Input material:
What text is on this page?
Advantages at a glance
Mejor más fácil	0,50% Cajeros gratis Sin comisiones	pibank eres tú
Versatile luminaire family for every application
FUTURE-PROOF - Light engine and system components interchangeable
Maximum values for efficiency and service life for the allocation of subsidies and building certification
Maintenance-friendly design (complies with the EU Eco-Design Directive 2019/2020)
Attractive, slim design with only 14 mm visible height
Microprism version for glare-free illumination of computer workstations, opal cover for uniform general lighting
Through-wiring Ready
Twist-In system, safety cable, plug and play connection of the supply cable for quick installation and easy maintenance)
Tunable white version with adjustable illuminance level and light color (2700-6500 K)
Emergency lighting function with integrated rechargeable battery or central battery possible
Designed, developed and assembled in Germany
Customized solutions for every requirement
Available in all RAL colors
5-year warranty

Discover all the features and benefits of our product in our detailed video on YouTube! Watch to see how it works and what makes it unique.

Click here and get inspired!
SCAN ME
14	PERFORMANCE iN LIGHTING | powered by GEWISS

Problem details:
Go through the data and return every record exactly.

Right answer:
What text is on this page?
Advantages at a glance
Mejor más fácil	0,50% Cajeros gratis Sin comisiones	pibank eres tú
Versatile luminaire family for every application
FUTURE-PROOF - Light engine and system components interchangeable
Maximum values for efficiency and service life for the allocation of subsidies and building certification
Maintenance-friendly design (complies with the EU Eco-Design Directive 2019/2020)
Attractive, slim design with only 14 mm visible height
Microprism version for glare-free illumination of computer workstations, opal cover for uniform general lighting
Through-wiring Ready
Twist-In system, safety cable, plug and play connection of the supply cable for quick installation and easy maintenance)
Tunable white version with adjustable illuminance level and light color (2700-6500 K)
Emergency lighting function with integrated rechargeable battery or central battery possible
Designed, developed and assembled in Germany
Customized solutions for every requirement
Available in all RAL colors
5-year warranty

Discover all the features and benefits of our product in our detailed video on YouTube! Watch to see how it works and what makes it unique.

Click here and get inspired!
SCAN ME
14	PERFORMANCE iN LIGHTING | powered by GEWISS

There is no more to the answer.